(Records from a dataset)
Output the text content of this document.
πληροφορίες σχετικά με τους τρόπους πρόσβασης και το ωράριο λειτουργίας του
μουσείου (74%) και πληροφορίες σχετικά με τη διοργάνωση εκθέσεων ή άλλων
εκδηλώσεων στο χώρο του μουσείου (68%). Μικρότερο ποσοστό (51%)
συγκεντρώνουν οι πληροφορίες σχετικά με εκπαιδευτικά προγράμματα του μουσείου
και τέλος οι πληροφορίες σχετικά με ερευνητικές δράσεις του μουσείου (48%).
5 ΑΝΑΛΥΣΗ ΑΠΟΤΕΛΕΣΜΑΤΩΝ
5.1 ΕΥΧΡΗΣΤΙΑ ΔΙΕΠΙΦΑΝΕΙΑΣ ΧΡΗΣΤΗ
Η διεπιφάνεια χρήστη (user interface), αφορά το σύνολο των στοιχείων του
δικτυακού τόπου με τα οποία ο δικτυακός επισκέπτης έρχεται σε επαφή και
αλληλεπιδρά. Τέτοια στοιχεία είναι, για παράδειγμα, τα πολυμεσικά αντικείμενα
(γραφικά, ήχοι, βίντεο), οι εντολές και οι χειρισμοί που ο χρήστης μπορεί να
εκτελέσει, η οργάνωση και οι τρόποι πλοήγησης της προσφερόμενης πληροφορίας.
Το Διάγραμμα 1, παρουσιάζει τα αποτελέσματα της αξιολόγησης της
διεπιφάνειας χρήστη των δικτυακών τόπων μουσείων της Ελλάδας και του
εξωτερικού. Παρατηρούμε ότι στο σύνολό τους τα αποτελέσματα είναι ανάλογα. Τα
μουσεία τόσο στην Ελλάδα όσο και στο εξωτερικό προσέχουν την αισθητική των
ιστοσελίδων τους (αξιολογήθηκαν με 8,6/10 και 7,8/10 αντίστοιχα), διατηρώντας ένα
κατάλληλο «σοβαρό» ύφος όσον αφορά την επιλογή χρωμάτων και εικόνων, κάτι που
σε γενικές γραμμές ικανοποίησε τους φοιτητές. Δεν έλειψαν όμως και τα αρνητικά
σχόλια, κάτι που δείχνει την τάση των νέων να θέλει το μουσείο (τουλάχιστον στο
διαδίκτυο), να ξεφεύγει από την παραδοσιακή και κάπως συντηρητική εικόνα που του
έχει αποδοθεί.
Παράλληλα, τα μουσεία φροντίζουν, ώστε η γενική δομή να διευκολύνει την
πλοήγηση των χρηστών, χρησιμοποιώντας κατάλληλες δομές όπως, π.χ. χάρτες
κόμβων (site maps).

Brief:
Every entry should be printed again exactly as written.

Output for this task:
Output the text content of this document.
πληροφορίες σχετικά με τους τρόπους πρόσβασης και το ωράριο λειτουργίας του
μουσείου (74%) και πληροφορίες σχετικά με τη διοργάνωση εκθέσεων ή άλλων
εκδηλώσεων στο χώρο του μουσείου (68%). Μικρότερο ποσοστό (51%)
συγκεντρώνουν οι πληροφορίες σχετικά με εκπαιδευτικά προγράμματα του μουσείου
και τέλος οι πληροφορίες σχετικά με ερευνητικές δράσεις του μουσείου (48%).
5 ΑΝΑΛΥΣΗ ΑΠΟΤΕΛΕΣΜΑΤΩΝ
5.1 ΕΥΧΡΗΣΤΙΑ ΔΙΕΠΙΦΑΝΕΙΑΣ ΧΡΗΣΤΗ
Η διεπιφάνεια χρήστη (user interface), αφορά το σύνολο των στοιχείων του
δικτυακού τόπου με τα οποία ο δικτυακός επισκέπτης έρχεται σε επαφή και
αλληλεπιδρά. Τέτοια στοιχεία είναι, για παράδειγμα, τα πολυμεσικά αντικείμενα
(γραφικά, ήχοι, βίντεο), οι εντολές και οι χειρισμοί που ο χρήστης μπορεί να
εκτελέσει, η οργάνωση και οι τρόποι πλοήγησης της προσφερόμενης πληροφορίας.
Το Διάγραμμα 1, παρουσιάζει τα αποτελέσματα της αξιολόγησης της
διεπιφάνειας χρήστη των δικτυακών τόπων μουσείων της Ελλάδας και του
εξωτερικού. Παρατηρούμε ότι στο σύνολό τους τα αποτελέσματα είναι ανάλογα. Τα
μουσεία τόσο στην Ελλάδα όσο και στο εξωτερικό προσέχουν την αισθητική των
ιστοσελίδων τους (αξιολογήθηκαν με 8,6/10 και 7,8/10 αντίστοιχα), διατηρώντας ένα
κατάλληλο «σοβαρό» ύφος όσον αφορά την επιλογή χρωμάτων και εικόνων, κάτι που
σε γενικές γραμμές ικανοποίησε τους φοιτητές. Δεν έλειψαν όμως και τα αρνητικά
σχόλια, κάτι που δείχνει την τάση των νέων να θέλει το μουσείο (τουλάχιστον στο
διαδίκτυο), να ξεφεύγει από την παραδοσιακή και κάπως συντηρητική εικόνα που του
έχει αποδοθεί.
Παράλληλα, τα μουσεία φροντίζουν, ώστε η γενική δομή να διευκολύνει την
πλοήγηση των χρηστών, χρησιμοποιώντας κατάλληλες δομές όπως, π.χ. χάρτες
κόμβων (site maps).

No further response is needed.